Working data |
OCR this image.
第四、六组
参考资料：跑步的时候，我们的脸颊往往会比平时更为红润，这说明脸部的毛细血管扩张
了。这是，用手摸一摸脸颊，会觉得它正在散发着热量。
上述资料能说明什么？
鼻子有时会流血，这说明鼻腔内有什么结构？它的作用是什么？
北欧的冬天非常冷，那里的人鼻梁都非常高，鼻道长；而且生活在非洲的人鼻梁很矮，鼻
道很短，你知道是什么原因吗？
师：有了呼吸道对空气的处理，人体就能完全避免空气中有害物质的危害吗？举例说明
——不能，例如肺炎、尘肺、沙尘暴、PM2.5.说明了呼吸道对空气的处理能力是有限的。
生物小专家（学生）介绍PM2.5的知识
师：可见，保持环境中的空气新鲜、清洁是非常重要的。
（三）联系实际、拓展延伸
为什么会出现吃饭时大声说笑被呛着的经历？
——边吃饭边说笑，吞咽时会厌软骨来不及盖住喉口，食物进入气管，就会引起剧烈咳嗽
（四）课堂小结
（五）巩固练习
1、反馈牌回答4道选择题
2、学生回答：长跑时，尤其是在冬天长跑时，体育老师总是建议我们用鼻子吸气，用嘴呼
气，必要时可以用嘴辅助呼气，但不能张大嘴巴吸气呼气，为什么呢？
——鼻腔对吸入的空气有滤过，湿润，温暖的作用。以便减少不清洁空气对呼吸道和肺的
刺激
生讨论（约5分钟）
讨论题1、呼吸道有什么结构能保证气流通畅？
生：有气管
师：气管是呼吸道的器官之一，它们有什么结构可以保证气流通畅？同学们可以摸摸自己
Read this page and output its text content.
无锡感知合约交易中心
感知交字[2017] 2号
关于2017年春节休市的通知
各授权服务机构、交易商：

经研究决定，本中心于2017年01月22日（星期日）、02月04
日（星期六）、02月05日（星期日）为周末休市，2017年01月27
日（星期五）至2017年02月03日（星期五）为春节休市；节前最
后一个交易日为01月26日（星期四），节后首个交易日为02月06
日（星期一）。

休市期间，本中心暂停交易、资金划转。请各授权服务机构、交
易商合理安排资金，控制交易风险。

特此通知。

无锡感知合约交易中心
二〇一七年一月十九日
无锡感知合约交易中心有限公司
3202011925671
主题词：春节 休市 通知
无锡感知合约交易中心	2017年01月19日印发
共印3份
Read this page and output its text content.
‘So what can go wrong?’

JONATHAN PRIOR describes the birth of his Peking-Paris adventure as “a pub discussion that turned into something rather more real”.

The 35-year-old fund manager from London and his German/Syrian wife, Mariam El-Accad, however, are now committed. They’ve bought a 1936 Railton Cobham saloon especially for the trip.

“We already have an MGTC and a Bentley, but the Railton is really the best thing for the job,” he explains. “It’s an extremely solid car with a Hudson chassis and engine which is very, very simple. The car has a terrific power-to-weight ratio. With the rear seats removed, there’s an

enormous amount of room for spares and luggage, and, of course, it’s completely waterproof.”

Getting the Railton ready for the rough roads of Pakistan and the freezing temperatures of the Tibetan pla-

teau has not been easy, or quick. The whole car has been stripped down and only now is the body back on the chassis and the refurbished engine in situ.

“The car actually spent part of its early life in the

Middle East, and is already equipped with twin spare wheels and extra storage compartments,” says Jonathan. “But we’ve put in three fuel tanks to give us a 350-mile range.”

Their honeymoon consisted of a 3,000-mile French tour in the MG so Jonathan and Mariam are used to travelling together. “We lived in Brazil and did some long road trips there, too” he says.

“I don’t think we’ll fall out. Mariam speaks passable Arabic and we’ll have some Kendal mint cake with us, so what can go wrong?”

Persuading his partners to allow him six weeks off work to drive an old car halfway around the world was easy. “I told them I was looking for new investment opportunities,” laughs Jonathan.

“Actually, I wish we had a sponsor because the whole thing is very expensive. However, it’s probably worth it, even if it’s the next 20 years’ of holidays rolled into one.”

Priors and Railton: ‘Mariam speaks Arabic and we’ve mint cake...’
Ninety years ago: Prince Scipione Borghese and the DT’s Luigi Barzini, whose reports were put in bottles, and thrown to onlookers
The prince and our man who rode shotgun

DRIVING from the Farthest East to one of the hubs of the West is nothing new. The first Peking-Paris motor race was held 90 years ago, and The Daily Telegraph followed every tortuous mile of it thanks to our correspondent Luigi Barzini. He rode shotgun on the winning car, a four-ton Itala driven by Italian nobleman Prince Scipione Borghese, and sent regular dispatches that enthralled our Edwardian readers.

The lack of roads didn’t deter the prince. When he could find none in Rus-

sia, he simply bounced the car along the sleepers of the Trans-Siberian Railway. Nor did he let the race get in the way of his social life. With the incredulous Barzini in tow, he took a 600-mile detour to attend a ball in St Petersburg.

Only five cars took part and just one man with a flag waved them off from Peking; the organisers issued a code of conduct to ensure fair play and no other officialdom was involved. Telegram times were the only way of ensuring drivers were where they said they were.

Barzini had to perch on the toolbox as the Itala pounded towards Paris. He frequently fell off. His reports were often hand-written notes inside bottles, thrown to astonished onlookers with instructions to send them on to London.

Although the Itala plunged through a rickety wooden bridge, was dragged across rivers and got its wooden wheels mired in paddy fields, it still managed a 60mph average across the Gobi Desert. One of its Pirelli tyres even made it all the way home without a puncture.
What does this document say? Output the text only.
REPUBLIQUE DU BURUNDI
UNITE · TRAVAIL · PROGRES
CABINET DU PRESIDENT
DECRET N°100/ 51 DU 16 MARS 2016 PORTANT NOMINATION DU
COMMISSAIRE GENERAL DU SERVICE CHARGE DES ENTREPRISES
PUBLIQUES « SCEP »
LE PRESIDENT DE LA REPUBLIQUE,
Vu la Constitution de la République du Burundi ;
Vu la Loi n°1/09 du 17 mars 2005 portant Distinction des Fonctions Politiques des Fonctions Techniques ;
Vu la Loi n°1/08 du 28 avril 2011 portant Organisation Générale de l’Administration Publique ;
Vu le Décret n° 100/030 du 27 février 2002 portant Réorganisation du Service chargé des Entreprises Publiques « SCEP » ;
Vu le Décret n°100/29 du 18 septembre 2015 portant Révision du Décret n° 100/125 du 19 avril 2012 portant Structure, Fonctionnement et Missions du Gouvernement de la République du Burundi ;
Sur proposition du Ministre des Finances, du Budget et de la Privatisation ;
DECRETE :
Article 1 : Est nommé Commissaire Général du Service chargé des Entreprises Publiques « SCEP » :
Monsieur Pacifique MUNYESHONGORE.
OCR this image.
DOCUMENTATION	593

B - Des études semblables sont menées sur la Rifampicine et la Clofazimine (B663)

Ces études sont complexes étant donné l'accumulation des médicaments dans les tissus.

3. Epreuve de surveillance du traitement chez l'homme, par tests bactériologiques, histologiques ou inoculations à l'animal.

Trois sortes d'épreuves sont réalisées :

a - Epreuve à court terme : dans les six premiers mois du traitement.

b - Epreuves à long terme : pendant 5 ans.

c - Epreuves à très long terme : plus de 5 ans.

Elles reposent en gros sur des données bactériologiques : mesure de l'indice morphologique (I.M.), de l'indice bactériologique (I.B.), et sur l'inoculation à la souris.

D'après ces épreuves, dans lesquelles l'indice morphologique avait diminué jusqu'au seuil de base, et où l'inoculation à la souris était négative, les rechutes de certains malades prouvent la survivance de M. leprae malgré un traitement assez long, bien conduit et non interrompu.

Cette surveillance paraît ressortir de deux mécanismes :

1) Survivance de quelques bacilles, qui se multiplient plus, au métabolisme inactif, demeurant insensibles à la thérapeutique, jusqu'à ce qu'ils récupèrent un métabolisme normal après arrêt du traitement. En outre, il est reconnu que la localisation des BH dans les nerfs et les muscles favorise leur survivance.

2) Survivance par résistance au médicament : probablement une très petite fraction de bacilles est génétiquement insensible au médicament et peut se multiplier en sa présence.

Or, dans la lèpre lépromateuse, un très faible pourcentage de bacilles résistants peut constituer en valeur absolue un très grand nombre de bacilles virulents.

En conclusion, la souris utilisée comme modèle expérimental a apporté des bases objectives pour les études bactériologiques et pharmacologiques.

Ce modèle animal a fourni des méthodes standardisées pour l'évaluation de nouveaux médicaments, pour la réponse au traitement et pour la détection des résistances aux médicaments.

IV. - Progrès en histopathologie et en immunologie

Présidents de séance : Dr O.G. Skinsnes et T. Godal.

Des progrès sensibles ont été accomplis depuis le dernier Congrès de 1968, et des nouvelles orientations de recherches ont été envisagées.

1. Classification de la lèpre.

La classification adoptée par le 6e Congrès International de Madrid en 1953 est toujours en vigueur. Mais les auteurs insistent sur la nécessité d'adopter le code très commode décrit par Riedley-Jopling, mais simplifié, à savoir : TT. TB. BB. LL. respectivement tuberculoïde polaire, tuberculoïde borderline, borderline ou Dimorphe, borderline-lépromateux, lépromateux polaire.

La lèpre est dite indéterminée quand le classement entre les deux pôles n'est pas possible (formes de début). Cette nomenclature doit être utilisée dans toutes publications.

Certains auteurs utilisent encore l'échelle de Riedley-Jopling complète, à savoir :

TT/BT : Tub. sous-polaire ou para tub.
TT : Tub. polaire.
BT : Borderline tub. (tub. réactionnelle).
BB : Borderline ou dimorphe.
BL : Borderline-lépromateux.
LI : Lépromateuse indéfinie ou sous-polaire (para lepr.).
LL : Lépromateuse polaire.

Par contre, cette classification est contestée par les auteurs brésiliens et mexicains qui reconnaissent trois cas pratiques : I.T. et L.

Description of the task | Show the lines of the material that contain the word "études".

Expected answer |
B - Des études semblables sont menées sur la Rifampicine et la Clofazimine (B663)
Ces études sont complexes étant donné l'accumulation des médicaments dans les tissus.
En conclusion, la souris utilisée comme modèle expérimental a apporté des bases objectives pour les études bactériologiques et pharmacologiques.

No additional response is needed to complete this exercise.